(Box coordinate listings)
┌────────
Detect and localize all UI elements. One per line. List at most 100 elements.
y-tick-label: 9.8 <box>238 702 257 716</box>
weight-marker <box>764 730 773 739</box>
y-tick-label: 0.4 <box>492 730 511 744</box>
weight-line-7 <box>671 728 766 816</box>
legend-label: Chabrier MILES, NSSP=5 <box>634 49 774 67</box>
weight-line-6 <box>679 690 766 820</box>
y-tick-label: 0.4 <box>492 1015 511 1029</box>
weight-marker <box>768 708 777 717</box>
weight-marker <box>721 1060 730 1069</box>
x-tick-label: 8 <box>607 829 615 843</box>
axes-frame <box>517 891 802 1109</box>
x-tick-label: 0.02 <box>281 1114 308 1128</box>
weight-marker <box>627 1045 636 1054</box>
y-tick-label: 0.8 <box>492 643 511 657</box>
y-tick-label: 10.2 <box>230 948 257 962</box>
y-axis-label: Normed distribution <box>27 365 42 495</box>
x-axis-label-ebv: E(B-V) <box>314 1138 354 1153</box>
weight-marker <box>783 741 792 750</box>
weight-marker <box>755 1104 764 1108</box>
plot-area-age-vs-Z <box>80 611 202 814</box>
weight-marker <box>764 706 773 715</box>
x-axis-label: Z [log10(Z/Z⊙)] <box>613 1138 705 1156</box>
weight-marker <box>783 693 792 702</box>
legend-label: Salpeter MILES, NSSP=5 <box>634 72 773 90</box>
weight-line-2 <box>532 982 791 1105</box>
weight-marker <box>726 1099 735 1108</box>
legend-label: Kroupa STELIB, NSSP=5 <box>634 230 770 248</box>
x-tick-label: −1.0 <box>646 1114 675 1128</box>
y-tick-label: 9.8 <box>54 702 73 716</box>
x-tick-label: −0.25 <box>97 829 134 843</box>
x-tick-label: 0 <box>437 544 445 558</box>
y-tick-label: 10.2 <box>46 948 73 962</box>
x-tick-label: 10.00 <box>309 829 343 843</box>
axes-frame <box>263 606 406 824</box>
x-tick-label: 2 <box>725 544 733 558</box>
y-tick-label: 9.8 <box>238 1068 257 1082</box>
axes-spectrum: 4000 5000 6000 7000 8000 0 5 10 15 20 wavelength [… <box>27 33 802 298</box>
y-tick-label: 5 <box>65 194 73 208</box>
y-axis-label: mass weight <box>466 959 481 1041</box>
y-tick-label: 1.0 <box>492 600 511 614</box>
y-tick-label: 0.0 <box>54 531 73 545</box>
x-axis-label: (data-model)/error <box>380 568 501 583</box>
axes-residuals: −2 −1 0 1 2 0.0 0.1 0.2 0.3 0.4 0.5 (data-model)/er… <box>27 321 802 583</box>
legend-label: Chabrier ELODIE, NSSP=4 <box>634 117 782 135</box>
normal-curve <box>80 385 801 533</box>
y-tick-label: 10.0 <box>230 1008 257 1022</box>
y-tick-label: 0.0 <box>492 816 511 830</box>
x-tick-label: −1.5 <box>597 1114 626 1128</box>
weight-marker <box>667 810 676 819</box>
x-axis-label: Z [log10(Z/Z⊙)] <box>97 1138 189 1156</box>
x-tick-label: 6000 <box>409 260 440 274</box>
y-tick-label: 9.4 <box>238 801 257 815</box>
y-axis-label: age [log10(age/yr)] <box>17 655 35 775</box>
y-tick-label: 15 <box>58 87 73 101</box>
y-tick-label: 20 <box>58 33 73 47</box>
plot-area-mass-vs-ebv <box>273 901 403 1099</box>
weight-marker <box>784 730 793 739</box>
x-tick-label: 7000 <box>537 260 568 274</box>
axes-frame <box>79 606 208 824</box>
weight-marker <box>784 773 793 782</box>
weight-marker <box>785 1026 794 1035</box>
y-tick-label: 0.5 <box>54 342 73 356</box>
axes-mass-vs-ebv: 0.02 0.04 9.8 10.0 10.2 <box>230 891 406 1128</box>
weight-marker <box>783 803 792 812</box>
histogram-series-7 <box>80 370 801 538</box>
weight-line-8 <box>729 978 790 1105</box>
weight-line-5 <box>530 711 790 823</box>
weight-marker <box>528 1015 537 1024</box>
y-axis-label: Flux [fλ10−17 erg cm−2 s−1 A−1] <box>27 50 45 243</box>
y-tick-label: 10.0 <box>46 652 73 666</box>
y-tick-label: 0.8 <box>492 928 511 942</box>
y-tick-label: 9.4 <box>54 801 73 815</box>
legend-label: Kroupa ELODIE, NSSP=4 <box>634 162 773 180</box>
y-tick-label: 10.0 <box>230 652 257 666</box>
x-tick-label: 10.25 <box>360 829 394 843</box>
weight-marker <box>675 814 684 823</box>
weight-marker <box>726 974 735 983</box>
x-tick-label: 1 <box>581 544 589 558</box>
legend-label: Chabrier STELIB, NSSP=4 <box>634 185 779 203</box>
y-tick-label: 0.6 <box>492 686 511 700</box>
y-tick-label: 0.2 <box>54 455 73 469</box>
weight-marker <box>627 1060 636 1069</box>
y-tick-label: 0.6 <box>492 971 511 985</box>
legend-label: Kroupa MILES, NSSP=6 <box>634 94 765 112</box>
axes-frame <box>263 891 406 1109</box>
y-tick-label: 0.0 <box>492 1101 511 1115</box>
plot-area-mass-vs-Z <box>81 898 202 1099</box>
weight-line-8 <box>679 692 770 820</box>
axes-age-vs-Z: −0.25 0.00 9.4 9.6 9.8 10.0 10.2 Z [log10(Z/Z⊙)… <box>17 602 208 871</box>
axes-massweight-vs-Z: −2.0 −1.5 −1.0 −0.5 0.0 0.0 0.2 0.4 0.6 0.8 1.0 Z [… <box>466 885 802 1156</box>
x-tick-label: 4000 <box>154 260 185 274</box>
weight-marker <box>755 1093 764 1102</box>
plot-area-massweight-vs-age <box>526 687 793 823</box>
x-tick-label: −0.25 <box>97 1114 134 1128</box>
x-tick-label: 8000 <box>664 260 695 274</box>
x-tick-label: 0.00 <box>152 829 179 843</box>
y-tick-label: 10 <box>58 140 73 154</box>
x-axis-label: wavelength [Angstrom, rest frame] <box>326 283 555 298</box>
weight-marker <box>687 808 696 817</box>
└────────
● **Direction**:
Rewrite the items as a numbered list, starting at the first line of the items and ending at the line containing "legend-label: Salpeter MILES, NSSP=5", with both ends included and any blank lines omitted.

● **Result below**:
1. Detect and localize all UI elements. One per line. List at most 100 elements.
2. y-tick-label: 9.8 <box>238 702 257 716</box>
3. weight-marker <box>764 730 773 739</box>
4. y-tick-label: 0.4 <box>492 730 511 744</box>
5. weight-line-7 <box>671 728 766 816</box>
6. legend-label: Chabrier MILES, NSSP=5 <box>634 49 774 67</box>
7. weight-line-6 <box>679 690 766 820</box>
8. y-tick-label: 0.4 <box>492 1015 511 1029</box>
9. weight-marker <box>768 708 777 717</box>
10. weight-marker <box>721 1060 730 1069</box>
11. x-tick-label: 8 <box>607 829 615 843</box>
12. axes-frame <box>517 891 802 1109</box>
13. x-tick-label: 0.02 <box>281 1114 308 1128</box>
14. weight-marker <box>627 1045 636 1054</box>
15. y-tick-label: 0.8 <box>492 643 511 657</box>
16. y-tick-label: 10.2 <box>230 948 257 962</box>
17. y-axis-label: Normed distribution <box>27 365 42 495</box>
18. x-axis-label-ebv: E(B-V) <box>314 1138 354 1153</box>
19. weight-marker <box>783 741 792 750</box>
20. weight-marker <box>755 1104 764 1108</box>
21. plot-area-age-vs-Z <box>80 611 202 814</box>
22. weight-marker <box>764 706 773 715</box>
23. x-axis-label: Z [log10(Z/Z⊙)] <box>613 1138 705 1156</box>
24. weight-marker <box>783 693 792 702</box>
25. legend-label: Salpeter MILES, NSSP=5 <box>634 72 773 90</box>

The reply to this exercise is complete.